**DO THIS:** Reply with one number: the count of lines in the records below that hold "panel".

**EXCERPTED DATA:**
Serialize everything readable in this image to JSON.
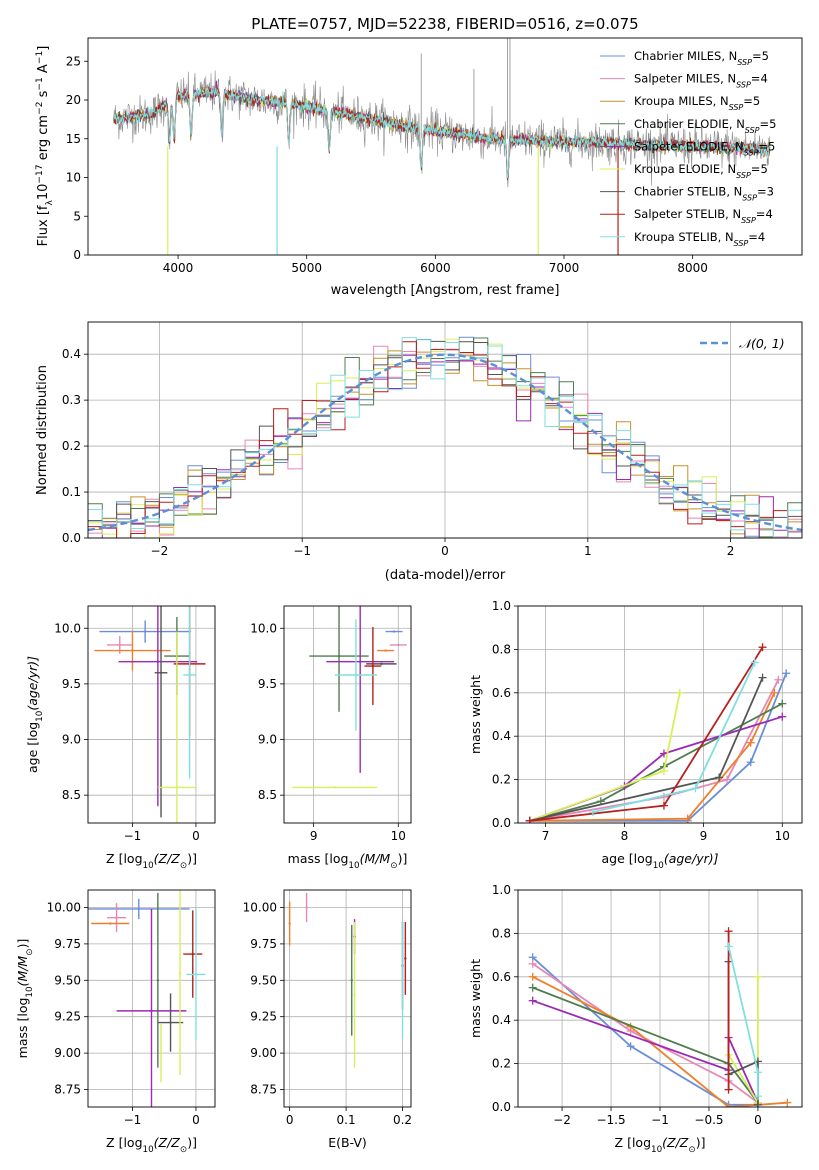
{
  "colors": {
    "Chabrier MILES": "#6a8fd8",
    "Salpeter MILES": "#e887b5",
    "Kroupa MILES": "#c8922a",
    "Chabrier ELODIE": "#4f7d4f",
    "Salpeter ELODIE": "#9b2ab4",
    "Kroupa ELODIE": "#d9ef5a",
    "Chabrier STELIB": "#555555",
    "Salpeter STELIB": "#b81f1f",
    "Kroupa STELIB": "#7fe0df",
    "Kroupa MILES Z": "#f07f2a",
    "normal": "#5b8fd9",
    "grid": "#b0b0b0"
  },
  "chart_data": [
    {
      "type": "line",
      "panel": "spectrum",
      "title": "PLATE=0757, MJD=52238, FIBERID=0516, z=0.075",
      "xlabel": "wavelength [Angstrom, rest frame]",
      "ylabel_parts": [
        "Flux [f",
        "λ",
        "10",
        "−17",
        " erg cm",
        "−2",
        " s",
        "−1",
        " A",
        "−1",
        "]"
      ],
      "xlim": [
        3300,
        8850
      ],
      "ylim": [
        0,
        28
      ],
      "xticks": [
        4000,
        5000,
        6000,
        7000,
        8000
      ],
      "yticks": [
        0,
        5,
        10,
        15,
        20,
        25
      ],
      "continuum": {
        "x": [
          3500,
          3800,
          4000,
          4300,
          4600,
          4900,
          5200,
          5500,
          5800,
          6100,
          6400,
          6700,
          7000,
          7300,
          7500,
          8000,
          8500
        ],
        "y": [
          17.5,
          18.2,
          20.5,
          21.0,
          20.0,
          19.5,
          18.5,
          17.5,
          16.5,
          15.8,
          15.0,
          14.8,
          14.6,
          14.5,
          14.3,
          14.0,
          13.7
        ]
      },
      "legend": [
        {
          "name": "Chabrier MILES",
          "nssp": "5"
        },
        {
          "name": "Salpeter MILES",
          "nssp": "4"
        },
        {
          "name": "Kroupa MILES",
          "nssp": "5"
        },
        {
          "name": "Chabrier ELODIE",
          "nssp": "5"
        },
        {
          "name": "Salpeter ELODIE",
          "nssp": "5"
        },
        {
          "name": "Kroupa ELODIE",
          "nssp": "5"
        },
        {
          "name": "Chabrier STELIB",
          "nssp": "3"
        },
        {
          "name": "Salpeter STELIB",
          "nssp": "4"
        },
        {
          "name": "Kroupa STELIB",
          "nssp": "4"
        }
      ],
      "legend_nssp_label": [
        "N",
        "SSP",
        "="
      ]
    },
    {
      "type": "bar",
      "panel": "residuals",
      "xlabel": "(data-model)/error",
      "ylabel": "Normed distribution",
      "xlim": [
        -2.5,
        2.5
      ],
      "ylim": [
        0,
        0.47
      ],
      "xticks": [
        -2,
        -1,
        0,
        1,
        2
      ],
      "yticks": [
        0.0,
        0.1,
        0.2,
        0.3,
        0.4
      ],
      "legend": "𝒩(0, 1)",
      "bin_width": 0.1
    },
    {
      "type": "scatter",
      "panel": "Z-age",
      "xlabel_parts": [
        "Z [log",
        "10",
        "(Z/Z",
        "⊙",
        ")]"
      ],
      "ylabel_parts": [
        "age  [log",
        "10",
        "(age/yr)]"
      ],
      "xlim": [
        -1.7,
        0.3
      ],
      "ylim": [
        8.25,
        10.2
      ],
      "xticks": [
        -1,
        0
      ],
      "yticks": [
        8.5,
        9.0,
        9.5,
        10.0
      ],
      "points": [
        {
          "series": "Chabrier MILES",
          "x": -0.8,
          "y": 9.97,
          "xerr": 0.72,
          "yerr": 0.1
        },
        {
          "series": "Salpeter MILES",
          "x": -1.2,
          "y": 9.85,
          "xerr": 0.2,
          "yerr": 0.08
        },
        {
          "series": "Kroupa MILES Z",
          "x": -1.0,
          "y": 9.8,
          "xerr": 0.6,
          "yerr": 0.18
        },
        {
          "series": "Chabrier ELODIE",
          "x": -0.3,
          "y": 9.75,
          "xerr": 0.2,
          "yerr": 0.35
        },
        {
          "series": "Salpeter ELODIE",
          "x": -0.6,
          "y": 9.7,
          "xerr": 0.62,
          "yerr": 1.3
        },
        {
          "series": "Chabrier STELIB",
          "x": -0.55,
          "y": 9.6,
          "xerr": 0.1,
          "yerr": 1.3
        },
        {
          "series": "Salpeter STELIB",
          "x": -0.1,
          "y": 9.68,
          "xerr": 0.25,
          "yerr": 0.65
        },
        {
          "series": "Kroupa STELIB",
          "x": -0.1,
          "y": 9.58,
          "xerr": 0.1,
          "yerr": 0.93
        },
        {
          "series": "Kroupa ELODIE",
          "x": -0.3,
          "y": 8.57,
          "xerr": 0.3,
          "yerr": 1.4
        }
      ]
    },
    {
      "type": "scatter",
      "panel": "mass-age",
      "xlabel_parts": [
        "mass [log",
        "10",
        "(M/M",
        "⊙",
        ")]"
      ],
      "xlim": [
        8.65,
        10.15
      ],
      "ylim": [
        8.25,
        10.2
      ],
      "xticks": [
        9,
        10
      ],
      "yticks": [
        8.5,
        9.0,
        9.5,
        10.0
      ],
      "points": [
        {
          "series": "Chabrier MILES",
          "x": 9.95,
          "y": 9.97,
          "xerr": 0.1,
          "yerr": 0.0
        },
        {
          "series": "Salpeter MILES",
          "x": 10.0,
          "y": 9.85,
          "xerr": 0.1,
          "yerr": 0.0
        },
        {
          "series": "Kroupa MILES Z",
          "x": 9.85,
          "y": 9.8,
          "xerr": 0.1,
          "yerr": 0.0
        },
        {
          "series": "Chabrier ELODIE",
          "x": 9.3,
          "y": 9.75,
          "xerr": 0.35,
          "yerr": 0.5
        },
        {
          "series": "Salpeter ELODIE",
          "x": 9.55,
          "y": 9.7,
          "xerr": 0.4,
          "yerr": 1.0
        },
        {
          "series": "Chabrier STELIB",
          "x": 9.8,
          "y": 9.68,
          "xerr": 0.18,
          "yerr": 0.0
        },
        {
          "series": "Salpeter STELIB",
          "x": 9.7,
          "y": 9.66,
          "xerr": 0.1,
          "yerr": 0.35
        },
        {
          "series": "Kroupa STELIB",
          "x": 9.5,
          "y": 9.58,
          "xerr": 0.25,
          "yerr": 0.5
        },
        {
          "series": "Kroupa ELODIE",
          "x": 9.25,
          "y": 8.57,
          "xerr": 0.5,
          "yerr": 0.0
        }
      ]
    },
    {
      "type": "line",
      "panel": "age-weight",
      "xlabel_parts": [
        "age  [log",
        "10",
        "(age/yr)]"
      ],
      "ylabel": "mass weight",
      "xlim": [
        6.65,
        10.25
      ],
      "ylim": [
        0,
        1.0
      ],
      "xticks": [
        7,
        8,
        9,
        10
      ],
      "yticks": [
        0.0,
        0.2,
        0.4,
        0.6,
        0.8,
        1.0
      ],
      "series": [
        {
          "name": "Chabrier MILES",
          "x": [
            6.8,
            8.8,
            9.6,
            10.05
          ],
          "y": [
            0.01,
            0.01,
            0.28,
            0.69
          ]
        },
        {
          "name": "Salpeter MILES",
          "x": [
            6.8,
            8.5,
            9.3,
            9.95
          ],
          "y": [
            0.01,
            0.12,
            0.2,
            0.66
          ]
        },
        {
          "name": "Kroupa MILES Z",
          "x": [
            6.8,
            8.8,
            9.6,
            9.9
          ],
          "y": [
            0.01,
            0.02,
            0.37,
            0.6
          ]
        },
        {
          "name": "Chabrier ELODIE",
          "x": [
            6.8,
            7.7,
            8.5,
            10.0
          ],
          "y": [
            0.01,
            0.1,
            0.26,
            0.55
          ]
        },
        {
          "name": "Salpeter ELODIE",
          "x": [
            6.8,
            8.0,
            8.5,
            10.0
          ],
          "y": [
            0.01,
            0.17,
            0.32,
            0.49
          ]
        },
        {
          "name": "Kroupa ELODIE",
          "x": [
            6.8,
            8.5,
            8.7
          ],
          "y": [
            0.01,
            0.24,
            0.6
          ]
        },
        {
          "name": "Chabrier STELIB",
          "x": [
            6.8,
            9.2,
            9.75
          ],
          "y": [
            0.01,
            0.21,
            0.67
          ]
        },
        {
          "name": "Salpeter STELIB",
          "x": [
            6.8,
            8.5,
            9.75
          ],
          "y": [
            0.01,
            0.08,
            0.81
          ]
        },
        {
          "name": "Kroupa STELIB",
          "x": [
            7.6,
            8.9,
            9.65
          ],
          "y": [
            0.05,
            0.16,
            0.74
          ]
        }
      ]
    },
    {
      "type": "scatter",
      "panel": "Z-mass",
      "xlabel_parts": [
        "Z [log",
        "10",
        "(Z/Z",
        "⊙",
        ")]"
      ],
      "ylabel_parts": [
        "mass [log",
        "10",
        "(M/M",
        "⊙",
        ")]"
      ],
      "xlim": [
        -1.7,
        0.3
      ],
      "ylim": [
        8.63,
        10.12
      ],
      "xticks": [
        -1,
        0
      ],
      "yticks": [
        8.75,
        9.0,
        9.25,
        9.5,
        9.75,
        10.0
      ],
      "points": [
        {
          "series": "Chabrier MILES",
          "x": -0.9,
          "y": 9.99,
          "xerr": 0.8,
          "yerr": 0.07
        },
        {
          "series": "Salpeter MILES",
          "x": -1.25,
          "y": 9.93,
          "xerr": 0.15,
          "yerr": 0.1
        },
        {
          "series": "Kroupa MILES Z",
          "x": -1.35,
          "y": 9.89,
          "xerr": 0.3,
          "yerr": 0.0
        },
        {
          "series": "Chabrier ELODIE",
          "x": -0.6,
          "y": 9.5,
          "xerr": 0.0,
          "yerr": 0.6
        },
        {
          "series": "Salpeter ELODIE",
          "x": -0.7,
          "y": 9.29,
          "xerr": 0.55,
          "yerr": 0.7
        },
        {
          "series": "Chabrier STELIB",
          "x": -0.4,
          "y": 9.21,
          "xerr": 0.2,
          "yerr": 0.2
        },
        {
          "series": "Salpeter STELIB",
          "x": -0.05,
          "y": 9.68,
          "xerr": 0.15,
          "yerr": 0.3
        },
        {
          "series": "Kroupa STELIB",
          "x": 0.0,
          "y": 9.54,
          "xerr": 0.15,
          "yerr": 0.45
        },
        {
          "series": "Kroupa ELODIE",
          "x": -0.55,
          "y": 9.0,
          "xerr": 0.0,
          "yerr": 0.2
        },
        {
          "series": "Kroupa ELODIE",
          "x": -0.25,
          "y": 9.55,
          "xerr": 0.0,
          "yerr": 0.7
        }
      ]
    },
    {
      "type": "scatter",
      "panel": "EBV-mass",
      "xlabel": "E(B-V)",
      "xlim": [
        -0.01,
        0.215
      ],
      "ylim": [
        8.63,
        10.12
      ],
      "xticks": [
        0.0,
        0.1,
        0.2
      ],
      "yticks": [
        8.75,
        9.0,
        9.25,
        9.5,
        9.75,
        10.0
      ],
      "points": [
        {
          "series": "Kroupa MILES Z",
          "x": 0.0,
          "y": 9.89,
          "xerr": 0,
          "yerr": 0.15
        },
        {
          "series": "Salpeter MILES",
          "x": 0.03,
          "y": 10.0,
          "xerr": 0,
          "yerr": 0.1
        },
        {
          "series": "Chabrier ELODIE",
          "x": 0.11,
          "y": 9.5,
          "xerr": 0,
          "yerr": 0.38
        },
        {
          "series": "Salpeter ELODIE",
          "x": 0.115,
          "y": 9.8,
          "xerr": 0,
          "yerr": 0.12
        },
        {
          "series": "Kroupa ELODIE",
          "x": 0.115,
          "y": 9.4,
          "xerr": 0,
          "yerr": 0.5
        },
        {
          "series": "Chabrier STELIB",
          "x": 0.2,
          "y": 9.6,
          "xerr": 0,
          "yerr": 0.3
        },
        {
          "series": "Salpeter STELIB",
          "x": 0.205,
          "y": 9.65,
          "xerr": 0,
          "yerr": 0.25
        },
        {
          "series": "Kroupa STELIB",
          "x": 0.2,
          "y": 9.5,
          "xerr": 0,
          "yerr": 0.4
        }
      ]
    },
    {
      "type": "line",
      "panel": "Z-weight",
      "xlabel_parts": [
        "Z [log",
        "10",
        "(Z/Z",
        "⊙",
        ")]"
      ],
      "ylabel": "mass weight",
      "xlim": [
        -2.45,
        0.45
      ],
      "ylim": [
        0,
        1.0
      ],
      "xticks": [
        -2.0,
        -1.5,
        -1.0,
        -0.5,
        0.0
      ],
      "series": [
        {
          "name": "Chabrier MILES",
          "x": [
            -2.3,
            -1.3,
            -0.3,
            0.0
          ],
          "y": [
            0.69,
            0.28,
            0.01,
            0.01
          ]
        },
        {
          "name": "Salpeter MILES",
          "x": [
            -2.3,
            -1.3,
            -0.3,
            0.0
          ],
          "y": [
            0.66,
            0.35,
            0.12,
            0.02
          ]
        },
        {
          "name": "Kroupa MILES Z",
          "x": [
            -2.3,
            -1.3,
            -0.3,
            0.3
          ],
          "y": [
            0.6,
            0.37,
            0.0,
            0.02
          ]
        },
        {
          "name": "Chabrier ELODIE",
          "x": [
            -2.3,
            -0.3,
            0.0
          ],
          "y": [
            0.55,
            0.2,
            0.02
          ]
        },
        {
          "name": "Salpeter ELODIE",
          "x": [
            -2.3,
            -0.3,
            -0.3,
            0.0
          ],
          "y": [
            0.49,
            0.17,
            0.32,
            0.02
          ]
        },
        {
          "name": "Kroupa ELODIE",
          "x": [
            -0.3,
            0.0,
            0.0
          ],
          "y": [
            0.24,
            0.02,
            0.6
          ]
        },
        {
          "name": "Chabrier STELIB",
          "x": [
            -0.3,
            -0.3,
            0.0,
            0.0
          ],
          "y": [
            0.67,
            0.15,
            0.21,
            0.01
          ]
        },
        {
          "name": "Salpeter STELIB",
          "x": [
            -0.3,
            -0.3
          ],
          "y": [
            0.81,
            0.08
          ]
        },
        {
          "name": "Kroupa STELIB",
          "x": [
            -0.3,
            0.0,
            0.0
          ],
          "y": [
            0.74,
            0.16,
            0.05
          ]
        }
      ]
    }
  ]
}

**EXERCISE SOLUTION:** 8